TEXTO DE REFERENCIA:
====================
Tajín es una forma de entender el sabor mexicano. La mezcla de chile seco, limón y sal resume una obsesión nacional por el contraste: picante, ácido, salado y ligeramente dulce sucediendo al mismo tiempo en la boca.
Creado en Jalisco a mediados de los años 80, Tajín nació inspirado en una salsa casera que la familia de Horacio Fernández preparaba con chiles secos y limón. El nombre viene del sitio arqueológico de El Tajín, en Veracruz, y con el tiempo se convirtió en uno de los sabores más reconocibles de la cultura popular mexicana: desde fruta enchilada y papitas hasta micheladas y gomitas.
Hoy, ese mismo perfil de sabor aparece en formatos como hamburguesas, donde el chile y la acidez funcionan casi como un “golpe de memoria” para el paladar mexicano y está presente en más de 30 países.
====================
ACTIVIDADES:
1. Traduce al inglés esta oración del texto sobre Tajín: "Tajín es una forma de entender el sabor mexicano."
2. En el texto sobre Tajín, copia el pasaje que empieza con "Hoy, ese mismo" y sigue hasta "de 30 países.", pero sustituye "hamburguesas" por "tortas".
3. Según el texto sobre Tajín, ¿qué sabores se suceden al mismo tiempo en la boca? Enuméralos todos.

(Registros contenidos en un conjunto de datos)
====================
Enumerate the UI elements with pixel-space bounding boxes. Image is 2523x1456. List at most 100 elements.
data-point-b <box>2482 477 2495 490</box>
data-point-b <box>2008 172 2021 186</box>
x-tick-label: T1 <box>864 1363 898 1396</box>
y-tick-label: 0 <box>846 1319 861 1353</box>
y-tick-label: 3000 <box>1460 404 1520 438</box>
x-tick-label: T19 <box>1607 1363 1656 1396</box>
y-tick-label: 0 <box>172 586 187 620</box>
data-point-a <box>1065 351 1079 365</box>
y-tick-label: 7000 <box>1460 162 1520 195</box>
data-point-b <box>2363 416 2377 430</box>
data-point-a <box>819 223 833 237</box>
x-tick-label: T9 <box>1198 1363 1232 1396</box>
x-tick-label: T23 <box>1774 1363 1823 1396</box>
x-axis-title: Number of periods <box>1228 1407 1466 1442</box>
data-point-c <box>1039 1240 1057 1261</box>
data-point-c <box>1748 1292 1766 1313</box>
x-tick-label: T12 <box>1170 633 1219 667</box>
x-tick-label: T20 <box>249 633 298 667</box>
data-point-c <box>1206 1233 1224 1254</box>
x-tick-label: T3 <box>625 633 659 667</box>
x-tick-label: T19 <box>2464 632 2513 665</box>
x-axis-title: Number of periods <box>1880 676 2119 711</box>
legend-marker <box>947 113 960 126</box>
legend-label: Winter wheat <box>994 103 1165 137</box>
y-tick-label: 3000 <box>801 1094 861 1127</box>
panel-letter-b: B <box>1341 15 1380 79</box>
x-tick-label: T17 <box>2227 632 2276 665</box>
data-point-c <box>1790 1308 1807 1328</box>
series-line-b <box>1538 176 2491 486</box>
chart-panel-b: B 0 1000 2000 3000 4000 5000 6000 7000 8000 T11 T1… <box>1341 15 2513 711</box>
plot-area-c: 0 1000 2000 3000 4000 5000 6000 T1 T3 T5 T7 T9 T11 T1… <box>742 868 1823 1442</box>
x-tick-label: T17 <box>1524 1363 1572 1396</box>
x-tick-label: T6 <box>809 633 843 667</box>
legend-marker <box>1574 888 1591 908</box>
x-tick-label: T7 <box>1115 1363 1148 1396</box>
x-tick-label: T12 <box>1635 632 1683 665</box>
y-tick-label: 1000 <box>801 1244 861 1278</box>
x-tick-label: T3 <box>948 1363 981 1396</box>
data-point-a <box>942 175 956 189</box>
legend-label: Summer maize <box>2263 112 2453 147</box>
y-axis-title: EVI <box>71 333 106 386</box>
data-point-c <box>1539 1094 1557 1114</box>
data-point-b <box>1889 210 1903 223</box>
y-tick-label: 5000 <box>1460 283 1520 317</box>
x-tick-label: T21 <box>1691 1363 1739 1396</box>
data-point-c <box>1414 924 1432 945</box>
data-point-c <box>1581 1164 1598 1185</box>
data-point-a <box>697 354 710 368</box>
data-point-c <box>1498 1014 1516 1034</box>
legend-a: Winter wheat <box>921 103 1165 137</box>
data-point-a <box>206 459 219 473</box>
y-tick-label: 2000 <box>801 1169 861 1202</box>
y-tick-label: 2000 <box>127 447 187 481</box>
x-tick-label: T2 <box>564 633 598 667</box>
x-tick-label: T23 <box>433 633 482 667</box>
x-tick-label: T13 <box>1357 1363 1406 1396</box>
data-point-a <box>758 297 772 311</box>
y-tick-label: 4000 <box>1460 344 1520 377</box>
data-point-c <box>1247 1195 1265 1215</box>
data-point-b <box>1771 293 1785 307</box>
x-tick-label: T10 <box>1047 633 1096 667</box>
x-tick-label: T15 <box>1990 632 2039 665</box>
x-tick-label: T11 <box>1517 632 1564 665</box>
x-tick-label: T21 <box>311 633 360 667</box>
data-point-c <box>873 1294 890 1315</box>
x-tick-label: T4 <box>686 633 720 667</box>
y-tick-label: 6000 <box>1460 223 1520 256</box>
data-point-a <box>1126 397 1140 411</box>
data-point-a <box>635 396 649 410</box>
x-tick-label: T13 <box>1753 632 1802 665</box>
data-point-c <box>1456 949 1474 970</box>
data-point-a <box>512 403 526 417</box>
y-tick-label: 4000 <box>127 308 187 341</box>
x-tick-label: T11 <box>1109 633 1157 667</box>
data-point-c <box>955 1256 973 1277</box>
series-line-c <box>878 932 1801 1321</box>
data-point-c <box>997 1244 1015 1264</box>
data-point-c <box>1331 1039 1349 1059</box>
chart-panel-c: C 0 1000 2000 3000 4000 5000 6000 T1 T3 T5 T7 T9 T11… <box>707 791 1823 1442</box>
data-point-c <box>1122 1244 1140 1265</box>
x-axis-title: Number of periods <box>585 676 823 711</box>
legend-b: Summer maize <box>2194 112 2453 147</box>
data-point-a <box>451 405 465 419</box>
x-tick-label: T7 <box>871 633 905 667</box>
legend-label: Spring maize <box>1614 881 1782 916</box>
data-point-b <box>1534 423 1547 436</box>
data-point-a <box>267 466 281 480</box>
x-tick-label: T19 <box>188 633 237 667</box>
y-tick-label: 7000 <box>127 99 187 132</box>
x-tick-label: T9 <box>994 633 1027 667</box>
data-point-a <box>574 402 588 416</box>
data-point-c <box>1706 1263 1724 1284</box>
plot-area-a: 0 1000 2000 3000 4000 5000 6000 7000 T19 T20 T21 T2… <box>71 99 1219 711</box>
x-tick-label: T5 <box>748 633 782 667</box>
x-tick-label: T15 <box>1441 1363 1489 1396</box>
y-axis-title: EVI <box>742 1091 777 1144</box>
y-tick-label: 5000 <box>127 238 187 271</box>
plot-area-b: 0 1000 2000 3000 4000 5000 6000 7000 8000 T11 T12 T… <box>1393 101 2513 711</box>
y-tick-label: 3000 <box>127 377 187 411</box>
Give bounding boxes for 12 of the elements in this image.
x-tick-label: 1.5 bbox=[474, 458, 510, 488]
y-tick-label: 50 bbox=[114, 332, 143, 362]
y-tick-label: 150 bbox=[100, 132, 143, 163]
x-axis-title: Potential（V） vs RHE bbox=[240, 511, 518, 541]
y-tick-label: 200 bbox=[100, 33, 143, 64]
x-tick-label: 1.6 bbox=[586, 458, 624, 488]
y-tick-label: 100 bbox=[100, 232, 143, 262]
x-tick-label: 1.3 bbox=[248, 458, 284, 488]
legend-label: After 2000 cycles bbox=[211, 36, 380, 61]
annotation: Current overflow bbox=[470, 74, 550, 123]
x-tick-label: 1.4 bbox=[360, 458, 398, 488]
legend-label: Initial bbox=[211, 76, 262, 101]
====================
RESPUESTAS:
1. Tajín is a way of understanding Mexican flavor.

2.
Hoy, ese mismo perfil de sabor aparece en formatos como tortas, donde el chile y la acidez funcionan casi como un “golpe de memoria” para el paladar mexicano y está presente en más de 30 países.

3.
- picante
- ácido
- salado
- ligeramente dulce